Transcribe all of the material exactly.

(Extracted records)
+--

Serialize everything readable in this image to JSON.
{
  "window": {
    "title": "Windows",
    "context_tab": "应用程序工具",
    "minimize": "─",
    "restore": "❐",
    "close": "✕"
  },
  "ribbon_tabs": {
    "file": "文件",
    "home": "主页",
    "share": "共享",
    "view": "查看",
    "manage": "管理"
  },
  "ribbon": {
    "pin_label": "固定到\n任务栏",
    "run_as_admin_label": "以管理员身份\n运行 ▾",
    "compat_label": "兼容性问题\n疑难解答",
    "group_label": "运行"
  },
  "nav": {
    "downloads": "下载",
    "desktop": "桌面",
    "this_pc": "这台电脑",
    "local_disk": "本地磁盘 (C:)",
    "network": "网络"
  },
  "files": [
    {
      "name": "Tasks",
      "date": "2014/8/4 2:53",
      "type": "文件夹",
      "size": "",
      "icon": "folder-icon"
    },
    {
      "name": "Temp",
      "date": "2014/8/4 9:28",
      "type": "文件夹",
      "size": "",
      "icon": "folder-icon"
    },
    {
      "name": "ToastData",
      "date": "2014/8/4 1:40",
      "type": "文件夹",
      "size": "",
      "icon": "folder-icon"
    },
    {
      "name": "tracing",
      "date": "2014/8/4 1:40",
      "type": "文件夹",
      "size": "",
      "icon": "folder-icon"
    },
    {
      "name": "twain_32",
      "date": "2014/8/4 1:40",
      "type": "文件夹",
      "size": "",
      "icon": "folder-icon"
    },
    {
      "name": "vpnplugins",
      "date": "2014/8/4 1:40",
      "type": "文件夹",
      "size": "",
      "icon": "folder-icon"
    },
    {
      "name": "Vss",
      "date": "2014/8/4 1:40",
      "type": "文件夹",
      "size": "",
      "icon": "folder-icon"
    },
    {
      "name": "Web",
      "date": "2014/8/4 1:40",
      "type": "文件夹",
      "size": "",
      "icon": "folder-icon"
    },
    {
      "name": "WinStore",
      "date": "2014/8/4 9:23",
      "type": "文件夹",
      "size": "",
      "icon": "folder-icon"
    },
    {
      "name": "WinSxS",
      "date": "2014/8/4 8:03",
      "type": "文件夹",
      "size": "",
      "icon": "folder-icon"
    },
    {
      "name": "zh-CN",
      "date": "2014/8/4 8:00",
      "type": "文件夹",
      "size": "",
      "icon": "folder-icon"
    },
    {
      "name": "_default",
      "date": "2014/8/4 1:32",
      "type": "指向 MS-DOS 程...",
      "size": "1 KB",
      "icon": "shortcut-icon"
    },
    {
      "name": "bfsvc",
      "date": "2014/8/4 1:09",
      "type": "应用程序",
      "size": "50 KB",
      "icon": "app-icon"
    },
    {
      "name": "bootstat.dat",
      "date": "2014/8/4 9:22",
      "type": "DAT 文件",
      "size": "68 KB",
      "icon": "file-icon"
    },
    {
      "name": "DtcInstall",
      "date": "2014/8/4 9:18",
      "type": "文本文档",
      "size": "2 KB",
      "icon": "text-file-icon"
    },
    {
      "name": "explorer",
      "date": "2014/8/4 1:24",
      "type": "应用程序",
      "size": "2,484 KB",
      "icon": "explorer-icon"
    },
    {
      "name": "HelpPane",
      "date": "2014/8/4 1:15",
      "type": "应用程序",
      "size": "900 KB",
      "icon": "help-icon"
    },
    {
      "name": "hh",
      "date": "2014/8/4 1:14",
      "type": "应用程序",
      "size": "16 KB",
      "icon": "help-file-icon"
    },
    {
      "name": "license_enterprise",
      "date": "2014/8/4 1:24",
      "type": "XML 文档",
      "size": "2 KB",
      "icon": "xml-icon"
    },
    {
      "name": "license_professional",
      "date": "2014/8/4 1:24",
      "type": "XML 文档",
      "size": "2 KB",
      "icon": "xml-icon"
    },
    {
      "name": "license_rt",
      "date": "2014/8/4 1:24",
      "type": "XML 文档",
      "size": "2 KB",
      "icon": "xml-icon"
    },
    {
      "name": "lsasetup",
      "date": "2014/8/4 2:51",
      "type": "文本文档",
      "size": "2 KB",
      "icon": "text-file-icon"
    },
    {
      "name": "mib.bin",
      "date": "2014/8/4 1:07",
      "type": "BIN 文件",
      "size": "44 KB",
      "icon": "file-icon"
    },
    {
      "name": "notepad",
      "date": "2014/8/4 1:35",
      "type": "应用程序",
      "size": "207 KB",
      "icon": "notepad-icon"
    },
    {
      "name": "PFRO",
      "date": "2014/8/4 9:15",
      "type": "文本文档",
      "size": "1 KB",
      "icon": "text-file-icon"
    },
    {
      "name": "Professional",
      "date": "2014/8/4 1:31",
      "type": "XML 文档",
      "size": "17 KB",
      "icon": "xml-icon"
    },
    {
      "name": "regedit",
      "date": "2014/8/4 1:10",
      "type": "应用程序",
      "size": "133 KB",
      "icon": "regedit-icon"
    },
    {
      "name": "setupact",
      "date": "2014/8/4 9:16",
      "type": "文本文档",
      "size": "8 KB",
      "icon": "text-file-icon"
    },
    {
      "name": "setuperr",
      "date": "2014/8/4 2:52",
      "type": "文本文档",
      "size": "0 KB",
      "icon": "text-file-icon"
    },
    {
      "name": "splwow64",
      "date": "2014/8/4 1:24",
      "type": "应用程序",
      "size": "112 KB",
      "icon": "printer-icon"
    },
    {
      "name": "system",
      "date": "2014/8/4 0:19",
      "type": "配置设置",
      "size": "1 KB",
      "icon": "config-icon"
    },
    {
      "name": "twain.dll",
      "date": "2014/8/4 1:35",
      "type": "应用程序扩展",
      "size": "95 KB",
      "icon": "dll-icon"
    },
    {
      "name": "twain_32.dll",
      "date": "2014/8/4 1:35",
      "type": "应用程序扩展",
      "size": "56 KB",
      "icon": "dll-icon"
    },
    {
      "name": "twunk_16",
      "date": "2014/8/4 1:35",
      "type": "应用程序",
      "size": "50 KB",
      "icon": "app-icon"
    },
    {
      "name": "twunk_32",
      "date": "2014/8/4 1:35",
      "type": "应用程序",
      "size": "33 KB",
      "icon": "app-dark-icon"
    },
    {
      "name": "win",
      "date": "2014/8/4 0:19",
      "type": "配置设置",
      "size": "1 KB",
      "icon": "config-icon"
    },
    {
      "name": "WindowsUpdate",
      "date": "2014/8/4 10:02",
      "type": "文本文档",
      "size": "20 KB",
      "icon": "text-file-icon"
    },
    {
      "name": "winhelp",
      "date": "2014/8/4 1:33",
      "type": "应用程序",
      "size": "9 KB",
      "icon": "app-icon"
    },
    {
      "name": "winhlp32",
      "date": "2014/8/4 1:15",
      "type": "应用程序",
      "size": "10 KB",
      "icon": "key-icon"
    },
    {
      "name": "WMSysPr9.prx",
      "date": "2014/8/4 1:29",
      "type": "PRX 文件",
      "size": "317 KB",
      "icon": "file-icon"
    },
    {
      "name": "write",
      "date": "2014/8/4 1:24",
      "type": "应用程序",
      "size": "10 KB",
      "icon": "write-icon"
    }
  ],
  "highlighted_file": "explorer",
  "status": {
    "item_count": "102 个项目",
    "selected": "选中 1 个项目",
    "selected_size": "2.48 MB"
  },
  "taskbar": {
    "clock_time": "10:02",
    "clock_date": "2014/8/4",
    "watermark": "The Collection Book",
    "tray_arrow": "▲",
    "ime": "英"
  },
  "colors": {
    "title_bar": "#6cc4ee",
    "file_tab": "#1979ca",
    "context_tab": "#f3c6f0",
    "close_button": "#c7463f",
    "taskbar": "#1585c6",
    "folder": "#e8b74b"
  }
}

+--

WRITTEN REPLY:
Serialize everything readable in this image to JSON.
{
  "window": {
    "title": "Windows",
    "context_tab": "应用程序工具",
    "minimize": "─",
    "restore": "❐",
    "close": "✕"
  },
  "ribbon_tabs": {
    "file": "文件",
    "home": "主页",
    "share": "共享",
    "view": "查看",
    "manage": "管理"
  },
  "ribbon": {
    "pin_label": "固定到\n任务栏",
    "run_as_admin_label": "以管理员身份\n运行 ▾",
    "compat_label": "兼容性问题\n疑难解答",
    "group_label": "运行"
  },
  "nav": {
    "downloads": "下载",
    "desktop": "桌面",
    "this_pc": "这台电脑",
    "local_disk": "本地磁盘 (C:)",
    "network": "网络"
  },
  "files": [
    {
      "name": "Tasks",
      "date": "2014/8/4 2:53",
      "type": "文件夹",
      "size": "",
      "icon": "folder-icon"
    },
    {
      "name": "Temp",
      "date": "2014/8/4 9:28",
      "type": "文件夹",
      "size": "",
      "icon": "folder-icon"
    },
    {
      "name": "ToastData",
      "date": "2014/8/4 1:40",
      "type": "文件夹",
      "size": "",
      "icon": "folder-icon"
    },
    {
      "name": "tracing",
      "date": "2014/8/4 1:40",
      "type": "文件夹",
      "size": "",
      "icon": "folder-icon"
    },
    {
      "name": "twain_32",
      "date": "2014/8/4 1:40",
      "type": "文件夹",
      "size": "",
      "icon": "folder-icon"
    },
    {
      "name": "vpnplugins",
      "date": "2014/8/4 1:40",
      "type": "文件夹",
      "size": "",
      "icon": "folder-icon"
    },
    {
      "name": "Vss",
      "date": "2014/8/4 1:40",
      "type": "文件夹",
      "size": "",
      "icon": "folder-icon"
    },
    {
      "name": "Web",
      "date": "2014/8/4 1:40",
      "type": "文件夹",
      "size": "",
      "icon": "folder-icon"
    },
    {
      "name": "WinStore",
      "date": "2014/8/4 9:23",
      "type": "文件夹",
      "size": "",
      "icon": "folder-icon"
    },
    {
      "name": "WinSxS",
      "date": "2014/8/4 8:03",
      "type": "文件夹",
      "size": "",
      "icon": "folder-icon"
    },
    {
      "name": "zh-CN",
      "date": "2014/8/4 8:00",
      "type": "文件夹",
      "size": "",
      "icon": "folder-icon"
    },
    {
      "name": "_default",
      "date": "2014/8/4 1:32",
      "type": "指向 MS-DOS 程...",
      "size": "1 KB",
      "icon": "shortcut-icon"
    },
    {
      "name": "bfsvc",
      "date": "2014/8/4 1:09",
      "type": "应用程序",
      "size": "50 KB",
      "icon": "app-icon"
    },
    {
      "name": "bootstat.dat",
      "date": "2014/8/4 9:22",
      "type": "DAT 文件",
      "size": "68 KB",
      "icon": "file-icon"
    },
    {
      "name": "DtcInstall",
      "date": "2014/8/4 9:18",
      "type": "文本文档",
      "size": "2 KB",
      "icon": "text-file-icon"
    },
    {
      "name": "explorer",
      "date": "2014/8/4 1:24",
      "type": "应用程序",
      "size": "2,484 KB",
      "icon": "explorer-icon"
    },
    {
      "name": "HelpPane",
      "date": "2014/8/4 1:15",
      "type": "应用程序",
      "size": "900 KB",
      "icon": "help-icon"
    },
    {
      "name": "hh",
      "date": "2014/8/4 1:14",
      "type": "应用程序",
      "size": "16 KB",
      "icon": "help-file-icon"
    },
    {
      "name": "license_enterprise",
      "date": "2014/8/4 1:24",
      "type": "XML 文档",
      "size": "2 KB",
      "icon": "xml-icon"
    },
    {
      "name": "license_professional",
      "date": "2014/8/4 1:24",
      "type": "XML 文档",
      "size": "2 KB",
      "icon": "xml-icon"
    },
    {
      "name": "license_rt",
      "date": "2014/8/4 1:24",
      "type": "XML 文档",
      "size": "2 KB",
      "icon": "xml-icon"
    },
    {
      "name": "lsasetup",
      "date": "2014/8/4 2:51",
      "type": "文本文档",
      "size": "2 KB",
      "icon": "text-file-icon"
    },
    {
      "name": "mib.bin",
      "date": "2014/8/4 1:07",
      "type": "BIN 文件",
      "size": "44 KB",
      "icon": "file-icon"
    },
    {
      "name": "notepad",
      "date": "2014/8/4 1:35",
      "type": "应用程序",
      "size": "207 KB",
      "icon": "notepad-icon"
    },
    {
      "name": "PFRO",
      "date": "2014/8/4 9:15",
      "type": "文本文档",
      "size": "1 KB",
      "icon": "text-file-icon"
    },
    {
      "name": "Professional",
      "date": "2014/8/4 1:31",
      "type": "XML 文档",
      "size": "17 KB",
      "icon": "xml-icon"
    },
    {
      "name": "regedit",
      "date": "2014/8/4 1:10",
      "type": "应用程序",
      "size": "133 KB",
      "icon": "regedit-icon"
    },
    {
      "name": "setupact",
      "date": "2014/8/4 9:16",
      "type": "文本文档",
      "size": "8 KB",
      "icon": "text-file-icon"
    },
    {
      "name": "setuperr",
      "date": "2014/8/4 2:52",
      "type": "文本文档",
      "size": "0 KB",
      "icon": "text-file-icon"
    },
    {
      "name": "splwow64",
      "date": "2014/8/4 1:24",
      "type": "应用程序",
      "size": "112 KB",
      "icon": "printer-icon"
    },
    {
      "name": "system",
      "date": "2014/8/4 0:19",
      "type": "配置设置",
      "size": "1 KB",
      "icon": "config-icon"
    },
    {
      "name": "twain.dll",
      "date": "2014/8/4 1:35",
      "type": "应用程序扩展",
      "size": "95 KB",
      "icon": "dll-icon"
    },
    {
      "name": "twain_32.dll",
      "date": "2014/8/4 1:35",
      "type": "应用程序扩展",
      "size": "56 KB",
      "icon": "dll-icon"
    },
    {
      "name": "twunk_16",
      "date": "2014/8/4 1:35",
      "type": "应用程序",
      "size": "50 KB",
      "icon": "app-icon"
    },
    {
      "name": "twunk_32",
      "date": "2014/8/4 1:35",
      "type": "应用程序",
      "size": "33 KB",
      "icon": "app-dark-icon"
    },
    {
      "name": "win",
      "date": "2014/8/4 0:19",
      "type": "配置设置",
      "size": "1 KB",
      "icon": "config-icon"
    },
    {
      "name": "WindowsUpdate",
      "date": "2014/8/4 10:02",
      "type": "文本文档",
      "size": "20 KB",
      "icon": "text-file-icon"
    },
    {
      "name": "winhelp",
      "date": "2014/8/4 1:33",
      "type": "应用程序",
      "size": "9 KB",
      "icon": "app-icon"
    },
    {
      "name": "winhlp32",
      "date": "2014/8/4 1:15",
      "type": "应用程序",
      "size": "10 KB",
      "icon": "key-icon"
    },
    {
      "name": "WMSysPr9.prx",
      "date": "2014/8/4 1:29",
      "type": "PRX 文件",
      "size": "317 KB",
      "icon": "file-icon"
    },
    {
      "name": "write",
      "date": "2014/8/4 1:24",
      "type": "应用程序",
      "size": "10 KB",
      "icon": "write-icon"
    }
  ],
  "highlighted_file": "explorer",
  "status": {
    "item_count": "102 个项目",
    "selected": "选中 1 个项目",
    "selected_size": "2.48 MB"
  },
  "taskbar": {
    "clock_time": "10:02",
    "clock_date": "2014/8/4",
    "watermark": "The Collection Book",
    "tray_arrow": "▲",
    "ime": "英"
  },
  "colors": {
    "title_bar": "#6cc4ee",
    "file_tab": "#1979ca",
    "context_tab": "#f3c6f0",
    "close_button": "#c7463f",
    "taskbar": "#1585c6",
    "folder": "#e8b74b"
  }
}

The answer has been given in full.